> [Your goal]: Scan the records for the string "icon"; copy each line where it occurs.

————

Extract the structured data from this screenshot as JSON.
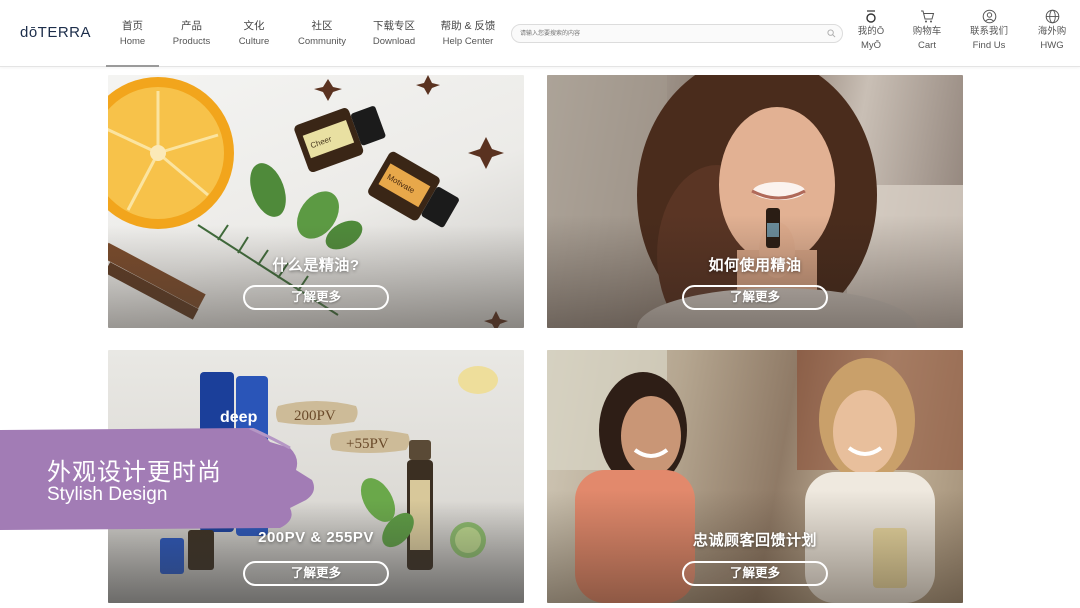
{
  "brand": {
    "logo_text": "dōTERRA"
  },
  "nav": {
    "items": [
      {
        "zh": "首页",
        "en": "Home"
      },
      {
        "zh": "产品",
        "en": "Products"
      },
      {
        "zh": "文化",
        "en": "Culture"
      },
      {
        "zh": "社区",
        "en": "Community"
      },
      {
        "zh": "下载专区",
        "en": "Download"
      },
      {
        "zh": "帮助 & 反馈",
        "en": "Help Center"
      }
    ],
    "active_index": 0
  },
  "search": {
    "placeholder": "请输入您要搜索的内容"
  },
  "utilities": [
    {
      "zh": "我的Ō",
      "en": "MyŌ",
      "icon": "myo-logo-icon"
    },
    {
      "zh": "购物车",
      "en": "Cart",
      "icon": "cart-icon"
    },
    {
      "zh": "联系我们",
      "en": "Find Us",
      "icon": "user-circle-icon"
    },
    {
      "zh": "海外购",
      "en": "HWG",
      "icon": "globe-icon"
    }
  ],
  "tiles": [
    {
      "title": "什么是精油?",
      "button": "了解更多"
    },
    {
      "title": "如何使用精油",
      "button": "了解更多"
    },
    {
      "title": "200PV & 255PV",
      "button": "了解更多"
    },
    {
      "title": "忠诚顾客回馈计划",
      "button": "了解更多"
    }
  ],
  "promo": {
    "zh": "外观设计更时尚",
    "en": "Stylish Design",
    "color": "#a27cb5"
  },
  "product_labels": {
    "pv_1": "200PV",
    "pv_2": "+55PV",
    "oil_1": "Cheer",
    "oil_2": "Motivate",
    "tube": "deep"
  }
}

————

> [Task solution]:
      "icon": "myo-logo-icon"
      "icon": "cart-icon"
      "icon": "user-circle-icon"
      "icon": "globe-icon"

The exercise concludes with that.